**Written problem**
Please copy all the lines that follow, word for word.

---+---

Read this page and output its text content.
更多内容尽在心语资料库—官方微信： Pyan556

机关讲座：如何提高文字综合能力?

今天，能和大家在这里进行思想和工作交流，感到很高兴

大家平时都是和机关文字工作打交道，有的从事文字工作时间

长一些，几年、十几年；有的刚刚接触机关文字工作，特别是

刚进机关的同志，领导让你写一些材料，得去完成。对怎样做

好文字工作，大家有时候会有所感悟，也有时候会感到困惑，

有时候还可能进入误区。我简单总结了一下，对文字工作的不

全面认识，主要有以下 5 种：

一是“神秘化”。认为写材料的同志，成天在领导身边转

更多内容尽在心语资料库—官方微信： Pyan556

---+---

**Final answer**
Read this page and output its text content.
更多内容尽在心语资料库—官方微信： Pyan556

机关讲座：如何提高文字综合能力?

今天，能和大家在这里进行思想和工作交流，感到很高兴

大家平时都是和机关文字工作打交道，有的从事文字工作时间

长一些，几年、十几年；有的刚刚接触机关文字工作，特别是

刚进机关的同志，领导让你写一些材料，得去完成。对怎样做

好文字工作，大家有时候会有所感悟，也有时候会感到困惑，

有时候还可能进入误区。我简单总结了一下，对文字工作的不

全面认识，主要有以下 5 种：

一是“神秘化”。认为写材料的同志，成天在领导身边转

更多内容尽在心语资料库—官方微信： Pyan556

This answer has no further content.